Saved data entries

::::::::::

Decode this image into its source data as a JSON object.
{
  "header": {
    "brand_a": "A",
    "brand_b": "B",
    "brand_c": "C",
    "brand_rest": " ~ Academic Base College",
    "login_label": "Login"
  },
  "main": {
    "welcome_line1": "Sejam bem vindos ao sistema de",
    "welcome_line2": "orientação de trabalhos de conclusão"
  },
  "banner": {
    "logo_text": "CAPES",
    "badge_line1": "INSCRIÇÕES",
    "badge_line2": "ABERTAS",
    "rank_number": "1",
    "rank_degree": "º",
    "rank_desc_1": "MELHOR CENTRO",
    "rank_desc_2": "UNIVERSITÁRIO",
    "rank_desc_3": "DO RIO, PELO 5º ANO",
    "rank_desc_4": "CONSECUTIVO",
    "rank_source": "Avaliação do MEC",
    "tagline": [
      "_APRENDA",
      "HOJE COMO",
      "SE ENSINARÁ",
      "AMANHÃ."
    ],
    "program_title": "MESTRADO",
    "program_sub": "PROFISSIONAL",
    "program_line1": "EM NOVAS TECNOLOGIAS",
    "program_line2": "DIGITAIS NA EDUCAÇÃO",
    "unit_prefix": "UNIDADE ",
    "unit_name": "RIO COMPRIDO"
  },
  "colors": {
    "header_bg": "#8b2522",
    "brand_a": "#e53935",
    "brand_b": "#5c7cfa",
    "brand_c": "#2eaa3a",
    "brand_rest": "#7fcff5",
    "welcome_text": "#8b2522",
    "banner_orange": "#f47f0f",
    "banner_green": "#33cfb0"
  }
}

::::::::::

— Your goal —
Above are some records; extract every one of them exactly.

— Final result —
Decode this image into its source data as a JSON object.
{
  "header": {
    "brand_a": "A",
    "brand_b": "B",
    "brand_c": "C",
    "brand_rest": " ~ Academic Base College",
    "login_label": "Login"
  },
  "main": {
    "welcome_line1": "Sejam bem vindos ao sistema de",
    "welcome_line2": "orientação de trabalhos de conclusão"
  },
  "banner": {
    "logo_text": "CAPES",
    "badge_line1": "INSCRIÇÕES",
    "badge_line2": "ABERTAS",
    "rank_number": "1",
    "rank_degree": "º",
    "rank_desc_1": "MELHOR CENTRO",
    "rank_desc_2": "UNIVERSITÁRIO",
    "rank_desc_3": "DO RIO, PELO 5º ANO",
    "rank_desc_4": "CONSECUTIVO",
    "rank_source": "Avaliação do MEC",
    "tagline": [
      "_APRENDA",
      "HOJE COMO",
      "SE ENSINARÁ",
      "AMANHÃ."
    ],
    "program_title": "MESTRADO",
    "program_sub": "PROFISSIONAL",
    "program_line1": "EM NOVAS TECNOLOGIAS",
    "program_line2": "DIGITAIS NA EDUCAÇÃO",
    "unit_prefix": "UNIDADE ",
    "unit_name": "RIO COMPRIDO"
  },
  "colors": {
    "header_bg": "#8b2522",
    "brand_a": "#e53935",
    "brand_b": "#5c7cfa",
    "brand_c": "#2eaa3a",
    "brand_rest": "#7fcff5",
    "welcome_text": "#8b2522",
    "banner_orange": "#f47f0f",
    "banner_green": "#33cfb0"
  }
}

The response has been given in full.